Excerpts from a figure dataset
= = =
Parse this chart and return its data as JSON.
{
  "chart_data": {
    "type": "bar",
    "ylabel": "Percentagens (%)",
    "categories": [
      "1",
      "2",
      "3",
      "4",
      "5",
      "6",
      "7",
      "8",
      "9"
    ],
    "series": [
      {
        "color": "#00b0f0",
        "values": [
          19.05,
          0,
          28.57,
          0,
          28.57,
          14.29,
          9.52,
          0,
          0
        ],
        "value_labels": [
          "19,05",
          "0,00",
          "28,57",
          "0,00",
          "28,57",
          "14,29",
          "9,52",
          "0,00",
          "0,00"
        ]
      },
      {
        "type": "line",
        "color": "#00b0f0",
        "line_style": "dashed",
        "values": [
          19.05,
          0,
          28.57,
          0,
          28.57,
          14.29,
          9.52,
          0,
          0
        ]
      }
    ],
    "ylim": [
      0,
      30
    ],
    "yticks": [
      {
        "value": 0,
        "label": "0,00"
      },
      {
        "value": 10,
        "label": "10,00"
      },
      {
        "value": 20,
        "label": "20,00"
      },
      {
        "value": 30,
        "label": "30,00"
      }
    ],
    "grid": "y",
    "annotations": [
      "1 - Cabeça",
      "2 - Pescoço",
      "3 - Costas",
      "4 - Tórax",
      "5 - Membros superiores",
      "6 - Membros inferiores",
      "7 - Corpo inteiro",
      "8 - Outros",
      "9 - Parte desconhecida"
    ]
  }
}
= = =
Requirements
Once more, set down the full listing, verbatim.

Output below
Parse this chart and return its data as JSON.
{
  "chart_data": {
    "type": "bar",
    "ylabel": "Percentagens (%)",
    "categories": [
      "1",
      "2",
      "3",
      "4",
      "5",
      "6",
      "7",
      "8",
      "9"
    ],
    "series": [
      {
        "color": "#00b0f0",
        "values": [
          19.05,
          0,
          28.57,
          0,
          28.57,
          14.29,
          9.52,
          0,
          0
        ],
        "value_labels": [
          "19,05",
          "0,00",
          "28,57",
          "0,00",
          "28,57",
          "14,29",
          "9,52",
          "0,00",
          "0,00"
        ]
      },
      {
        "type": "line",
        "color": "#00b0f0",
        "line_style": "dashed",
        "values": [
          19.05,
          0,
          28.57,
          0,
          28.57,
          14.29,
          9.52,
          0,
          0
        ]
      }
    ],
    "ylim": [
      0,
      30
    ],
    "yticks": [
      {
        "value": 0,
        "label": "0,00"
      },
      {
        "value": 10,
        "label": "10,00"
      },
      {
        "value": 20,
        "label": "20,00"
      },
      {
        "value": 30,
        "label": "30,00"
      }
    ],
    "grid": "y",
    "annotations": [
      "1 - Cabeça",
      "2 - Pescoço",
      "3 - Costas",
      "4 - Tórax",
      "5 - Membros superiores",
      "6 - Membros inferiores",
      "7 - Corpo inteiro",
      "8 - Outros",
      "9 - Parte desconhecida"
    ]
  }
}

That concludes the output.